> Dataset rows
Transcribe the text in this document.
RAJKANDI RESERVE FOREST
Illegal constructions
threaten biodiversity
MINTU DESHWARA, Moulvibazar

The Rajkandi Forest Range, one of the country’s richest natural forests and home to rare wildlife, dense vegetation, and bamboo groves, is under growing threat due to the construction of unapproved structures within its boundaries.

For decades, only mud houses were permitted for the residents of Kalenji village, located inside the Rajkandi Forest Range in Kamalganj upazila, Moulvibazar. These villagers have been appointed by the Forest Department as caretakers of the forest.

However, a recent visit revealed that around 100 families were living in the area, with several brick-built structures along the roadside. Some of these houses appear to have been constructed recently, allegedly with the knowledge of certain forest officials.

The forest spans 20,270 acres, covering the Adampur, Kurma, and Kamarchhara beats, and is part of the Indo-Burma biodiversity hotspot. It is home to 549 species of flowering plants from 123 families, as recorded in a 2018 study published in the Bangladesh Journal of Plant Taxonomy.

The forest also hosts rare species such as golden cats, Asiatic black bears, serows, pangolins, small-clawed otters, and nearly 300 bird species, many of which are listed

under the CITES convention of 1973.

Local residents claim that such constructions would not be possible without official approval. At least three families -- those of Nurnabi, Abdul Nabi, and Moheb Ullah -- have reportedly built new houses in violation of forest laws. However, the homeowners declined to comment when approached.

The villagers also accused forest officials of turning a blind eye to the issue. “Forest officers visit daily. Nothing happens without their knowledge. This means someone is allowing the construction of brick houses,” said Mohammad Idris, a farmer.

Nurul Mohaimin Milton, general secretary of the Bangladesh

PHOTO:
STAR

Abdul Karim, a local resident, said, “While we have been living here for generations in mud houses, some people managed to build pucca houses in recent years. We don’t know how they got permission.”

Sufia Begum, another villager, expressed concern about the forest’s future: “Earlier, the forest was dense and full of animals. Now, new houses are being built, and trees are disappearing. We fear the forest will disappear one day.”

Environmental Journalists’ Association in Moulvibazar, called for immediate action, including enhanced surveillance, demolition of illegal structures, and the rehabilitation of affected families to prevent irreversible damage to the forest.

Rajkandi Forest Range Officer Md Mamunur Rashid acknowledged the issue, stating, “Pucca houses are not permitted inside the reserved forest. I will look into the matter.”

> Set task
Can you give every line above again, exactly as written?

> Response to the task
Transcribe the text in this document.
RAJKANDI RESERVE FOREST
Illegal constructions
threaten biodiversity
MINTU DESHWARA, Moulvibazar

The Rajkandi Forest Range, one of the country’s richest natural forests and home to rare wildlife, dense vegetation, and bamboo groves, is under growing threat due to the construction of unapproved structures within its boundaries.

For decades, only mud houses were permitted for the residents of Kalenji village, located inside the Rajkandi Forest Range in Kamalganj upazila, Moulvibazar. These villagers have been appointed by the Forest Department as caretakers of the forest.

However, a recent visit revealed that around 100 families were living in the area, with several brick-built structures along the roadside. Some of these houses appear to have been constructed recently, allegedly with the knowledge of certain forest officials.

The forest spans 20,270 acres, covering the Adampur, Kurma, and Kamarchhara beats, and is part of the Indo-Burma biodiversity hotspot. It is home to 549 species of flowering plants from 123 families, as recorded in a 2018 study published in the Bangladesh Journal of Plant Taxonomy.

The forest also hosts rare species such as golden cats, Asiatic black bears, serows, pangolins, small-clawed otters, and nearly 300 bird species, many of which are listed

under the CITES convention of 1973.

Local residents claim that such constructions would not be possible without official approval. At least three families -- those of Nurnabi, Abdul Nabi, and Moheb Ullah -- have reportedly built new houses in violation of forest laws. However, the homeowners declined to comment when approached.

The villagers also accused forest officials of turning a blind eye to the issue. “Forest officers visit daily. Nothing happens without their knowledge. This means someone is allowing the construction of brick houses,” said Mohammad Idris, a farmer.

Nurul Mohaimin Milton, general secretary of the Bangladesh

PHOTO:
STAR

Abdul Karim, a local resident, said, “While we have been living here for generations in mud houses, some people managed to build pucca houses in recent years. We don’t know how they got permission.”

Sufia Begum, another villager, expressed concern about the forest’s future: “Earlier, the forest was dense and full of animals. Now, new houses are being built, and trees are disappearing. We fear the forest will disappear one day.”

Environmental Journalists’ Association in Moulvibazar, called for immediate action, including enhanced surveillance, demolition of illegal structures, and the rehabilitation of affected families to prevent irreversible damage to the forest.

Rajkandi Forest Range Officer Md Mamunur Rashid acknowledged the issue, stating, “Pucca houses are not permitted inside the reserved forest. I will look into the matter.”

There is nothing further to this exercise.